EXERCISE DIRECTIONS →
Reproduce every entry exactly.

THE DATA →

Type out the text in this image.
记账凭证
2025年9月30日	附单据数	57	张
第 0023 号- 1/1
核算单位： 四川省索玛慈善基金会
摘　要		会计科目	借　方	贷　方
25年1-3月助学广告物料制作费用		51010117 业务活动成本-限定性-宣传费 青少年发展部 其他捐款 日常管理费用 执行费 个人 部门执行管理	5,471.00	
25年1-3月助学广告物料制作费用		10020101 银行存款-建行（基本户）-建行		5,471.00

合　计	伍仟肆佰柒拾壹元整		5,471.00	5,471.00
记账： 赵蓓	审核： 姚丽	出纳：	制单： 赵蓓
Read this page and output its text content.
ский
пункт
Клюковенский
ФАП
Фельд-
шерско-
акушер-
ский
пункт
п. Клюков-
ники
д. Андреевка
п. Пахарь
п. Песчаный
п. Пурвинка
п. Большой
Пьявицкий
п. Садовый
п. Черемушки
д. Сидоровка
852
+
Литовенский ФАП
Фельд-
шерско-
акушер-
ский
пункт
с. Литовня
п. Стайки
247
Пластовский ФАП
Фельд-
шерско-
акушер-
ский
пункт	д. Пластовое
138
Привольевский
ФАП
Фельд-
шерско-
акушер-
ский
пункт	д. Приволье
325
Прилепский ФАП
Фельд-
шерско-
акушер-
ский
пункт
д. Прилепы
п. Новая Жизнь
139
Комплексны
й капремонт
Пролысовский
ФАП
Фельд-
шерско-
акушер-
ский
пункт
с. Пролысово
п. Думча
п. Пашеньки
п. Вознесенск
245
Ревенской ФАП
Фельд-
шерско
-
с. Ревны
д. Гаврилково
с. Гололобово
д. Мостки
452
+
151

SOLUTION TO THIS EXERCISE →
Type out the text in this image.
记账凭证
2025年9月30日	附单据数	57	张
第 0023 号- 1/1
核算单位： 四川省索玛慈善基金会
摘　要		会计科目	借　方	贷　方
25年1-3月助学广告物料制作费用		51010117 业务活动成本-限定性-宣传费 青少年发展部 其他捐款 日常管理费用 执行费 个人 部门执行管理	5,471.00	
25年1-3月助学广告物料制作费用		10020101 银行存款-建行（基本户）-建行		5,471.00

合　计	伍仟肆佰柒拾壹元整		5,471.00	5,471.00
记账： 赵蓓	审核： 姚丽	出纳：	制单： 赵蓓
Read this page and output its text content.
ский
пункт
Клюковенский
ФАП
Фельд-
шерско-
акушер-
ский
пункт
п. Клюков-
ники
д. Андреевка
п. Пахарь
п. Песчаный
п. Пурвинка
п. Большой
Пьявицкий
п. Садовый
п. Черемушки
д. Сидоровка
852
+
Литовенский ФАП
Фельд-
шерско-
акушер-
ский
пункт
с. Литовня
п. Стайки
247
Пластовский ФАП
Фельд-
шерско-
акушер-
ский
пункт	д. Пластовое
138
Привольевский
ФАП
Фельд-
шерско-
акушер-
ский
пункт	д. Приволье
325
Прилепский ФАП
Фельд-
шерско-
акушер-
ский
пункт
д. Прилепы
п. Новая Жизнь
139
Комплексны
й капремонт
Пролысовский
ФАП
Фельд-
шерско-
акушер-
ский
пункт
с. Пролысово
п. Думча
п. Пашеньки
п. Вознесенск
245
Ревенской ФАП
Фельд-
шерско
-
с. Ревны
д. Гаврилково
с. Гололобово
д. Мостки
452
+
151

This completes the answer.